DATASET EXTRACT
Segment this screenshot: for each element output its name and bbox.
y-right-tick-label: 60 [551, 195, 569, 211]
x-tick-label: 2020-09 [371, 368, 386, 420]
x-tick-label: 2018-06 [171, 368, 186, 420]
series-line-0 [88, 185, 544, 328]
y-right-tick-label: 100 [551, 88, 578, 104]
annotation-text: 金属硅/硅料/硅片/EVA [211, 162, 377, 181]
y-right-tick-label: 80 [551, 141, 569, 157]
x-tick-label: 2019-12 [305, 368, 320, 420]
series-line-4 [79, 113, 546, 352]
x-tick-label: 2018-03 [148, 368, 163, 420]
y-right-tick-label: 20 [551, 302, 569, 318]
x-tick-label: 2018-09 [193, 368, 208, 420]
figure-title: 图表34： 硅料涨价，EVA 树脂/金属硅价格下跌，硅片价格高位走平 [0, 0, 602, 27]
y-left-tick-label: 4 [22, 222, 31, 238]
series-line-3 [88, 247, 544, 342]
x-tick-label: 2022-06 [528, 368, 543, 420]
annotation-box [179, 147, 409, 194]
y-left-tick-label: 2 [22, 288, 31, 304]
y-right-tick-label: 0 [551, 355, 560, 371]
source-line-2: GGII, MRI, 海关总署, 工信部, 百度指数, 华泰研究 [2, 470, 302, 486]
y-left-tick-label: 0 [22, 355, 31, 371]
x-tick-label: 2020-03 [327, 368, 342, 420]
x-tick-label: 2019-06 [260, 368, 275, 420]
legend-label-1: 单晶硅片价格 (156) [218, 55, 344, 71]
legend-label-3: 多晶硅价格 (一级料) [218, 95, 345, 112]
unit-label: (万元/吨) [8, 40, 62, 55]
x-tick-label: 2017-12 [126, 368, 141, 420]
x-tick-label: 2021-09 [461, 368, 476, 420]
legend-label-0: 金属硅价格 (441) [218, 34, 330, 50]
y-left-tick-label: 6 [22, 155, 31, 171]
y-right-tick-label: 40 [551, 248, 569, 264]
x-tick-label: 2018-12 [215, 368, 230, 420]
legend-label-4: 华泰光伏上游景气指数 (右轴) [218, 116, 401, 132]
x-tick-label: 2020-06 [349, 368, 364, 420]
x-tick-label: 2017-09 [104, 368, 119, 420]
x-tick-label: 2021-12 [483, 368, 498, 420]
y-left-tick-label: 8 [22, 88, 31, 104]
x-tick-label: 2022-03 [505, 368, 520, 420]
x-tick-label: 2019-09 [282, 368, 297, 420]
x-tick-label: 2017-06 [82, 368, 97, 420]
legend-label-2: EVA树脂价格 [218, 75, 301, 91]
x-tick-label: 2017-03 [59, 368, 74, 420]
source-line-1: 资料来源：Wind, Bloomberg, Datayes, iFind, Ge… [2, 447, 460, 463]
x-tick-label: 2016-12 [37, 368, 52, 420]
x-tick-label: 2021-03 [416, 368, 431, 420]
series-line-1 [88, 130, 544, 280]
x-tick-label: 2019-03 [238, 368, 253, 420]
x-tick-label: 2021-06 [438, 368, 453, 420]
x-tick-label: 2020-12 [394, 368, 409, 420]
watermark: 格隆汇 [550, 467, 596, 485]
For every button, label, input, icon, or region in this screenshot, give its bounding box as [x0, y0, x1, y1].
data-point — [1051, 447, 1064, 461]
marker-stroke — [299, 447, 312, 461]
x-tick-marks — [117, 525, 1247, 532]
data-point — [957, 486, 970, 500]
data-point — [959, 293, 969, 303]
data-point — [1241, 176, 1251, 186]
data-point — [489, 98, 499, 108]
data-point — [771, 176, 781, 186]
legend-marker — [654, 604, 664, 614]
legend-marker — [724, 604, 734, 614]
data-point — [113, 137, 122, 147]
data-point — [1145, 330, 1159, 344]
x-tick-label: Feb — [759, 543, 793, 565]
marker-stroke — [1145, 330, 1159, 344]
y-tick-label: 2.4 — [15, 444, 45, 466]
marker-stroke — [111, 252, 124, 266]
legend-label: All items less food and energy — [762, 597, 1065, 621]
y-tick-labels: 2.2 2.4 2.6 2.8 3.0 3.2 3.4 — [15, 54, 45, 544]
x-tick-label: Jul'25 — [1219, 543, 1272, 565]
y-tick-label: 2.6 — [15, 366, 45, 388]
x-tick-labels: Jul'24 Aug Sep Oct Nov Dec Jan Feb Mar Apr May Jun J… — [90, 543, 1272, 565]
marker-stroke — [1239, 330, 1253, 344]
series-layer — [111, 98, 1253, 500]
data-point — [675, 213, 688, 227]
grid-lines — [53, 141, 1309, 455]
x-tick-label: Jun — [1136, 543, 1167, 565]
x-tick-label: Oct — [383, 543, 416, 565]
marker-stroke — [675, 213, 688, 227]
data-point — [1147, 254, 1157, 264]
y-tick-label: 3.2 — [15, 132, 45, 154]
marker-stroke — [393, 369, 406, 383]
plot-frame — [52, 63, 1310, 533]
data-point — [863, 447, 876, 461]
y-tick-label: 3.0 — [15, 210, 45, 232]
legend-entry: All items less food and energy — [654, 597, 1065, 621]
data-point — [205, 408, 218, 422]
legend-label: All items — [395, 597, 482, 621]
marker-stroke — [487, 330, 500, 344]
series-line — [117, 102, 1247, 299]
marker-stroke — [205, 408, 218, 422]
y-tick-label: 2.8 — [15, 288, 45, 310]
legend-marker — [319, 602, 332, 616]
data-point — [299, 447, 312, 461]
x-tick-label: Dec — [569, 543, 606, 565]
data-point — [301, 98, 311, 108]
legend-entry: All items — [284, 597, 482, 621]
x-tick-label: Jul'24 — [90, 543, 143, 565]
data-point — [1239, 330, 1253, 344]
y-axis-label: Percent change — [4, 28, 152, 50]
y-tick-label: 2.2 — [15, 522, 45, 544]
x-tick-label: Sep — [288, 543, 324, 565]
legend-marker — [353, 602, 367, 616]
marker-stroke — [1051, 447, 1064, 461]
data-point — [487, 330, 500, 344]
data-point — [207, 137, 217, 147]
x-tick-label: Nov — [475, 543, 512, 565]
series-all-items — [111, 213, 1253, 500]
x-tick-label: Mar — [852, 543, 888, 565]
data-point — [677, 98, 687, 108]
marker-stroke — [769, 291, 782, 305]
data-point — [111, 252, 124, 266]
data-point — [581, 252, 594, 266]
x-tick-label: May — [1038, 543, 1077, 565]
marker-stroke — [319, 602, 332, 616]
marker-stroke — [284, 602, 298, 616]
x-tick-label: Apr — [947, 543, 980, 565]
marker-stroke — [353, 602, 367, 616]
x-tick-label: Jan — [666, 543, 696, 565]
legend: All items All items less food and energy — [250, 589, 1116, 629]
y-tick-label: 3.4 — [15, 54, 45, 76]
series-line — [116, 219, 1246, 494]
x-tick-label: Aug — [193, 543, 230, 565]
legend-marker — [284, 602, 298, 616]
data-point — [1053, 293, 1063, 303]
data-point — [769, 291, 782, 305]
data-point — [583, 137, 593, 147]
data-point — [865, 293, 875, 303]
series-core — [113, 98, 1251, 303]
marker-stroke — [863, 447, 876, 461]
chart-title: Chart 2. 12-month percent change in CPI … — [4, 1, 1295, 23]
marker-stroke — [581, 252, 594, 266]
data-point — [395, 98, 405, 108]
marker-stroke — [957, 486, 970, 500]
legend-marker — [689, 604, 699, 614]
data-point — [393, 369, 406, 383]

WHAT YOU WILL DO
Render the items from their first line through the line containing "x-tick-label: 2018-03 [148, 368, 163, 420]" as a Markdown table with the columns Row and Line, numbering each row and omitting blank lines.

SOLUTION FOR THIS TASK
| Row | Line |
|---|---|
| 1 | Segment this screenshot: for each element output its name and bbox. |
| 2 | y-right-tick-label: 60 [551, 195, 569, 211] |
| 3 | x-tick-label: 2020-09 [371, 368, 386, 420] |
| 4 | x-tick-label: 2018-06 [171, 368, 186, 420] |
| 5 | series-line-0 [88, 185, 544, 328] |
| 6 | y-right-tick-label: 100 [551, 88, 578, 104] |
| 7 | annotation-text: 金属硅/硅料/硅片/EVA [211, 162, 377, 181] |
| 8 | y-right-tick-label: 80 [551, 141, 569, 157] |
| 9 | x-tick-label: 2019-12 [305, 368, 320, 420] |
| 10 | series-line-4 [79, 113, 546, 352] |
| 11 | x-tick-label: 2018-03 [148, 368, 163, 420] |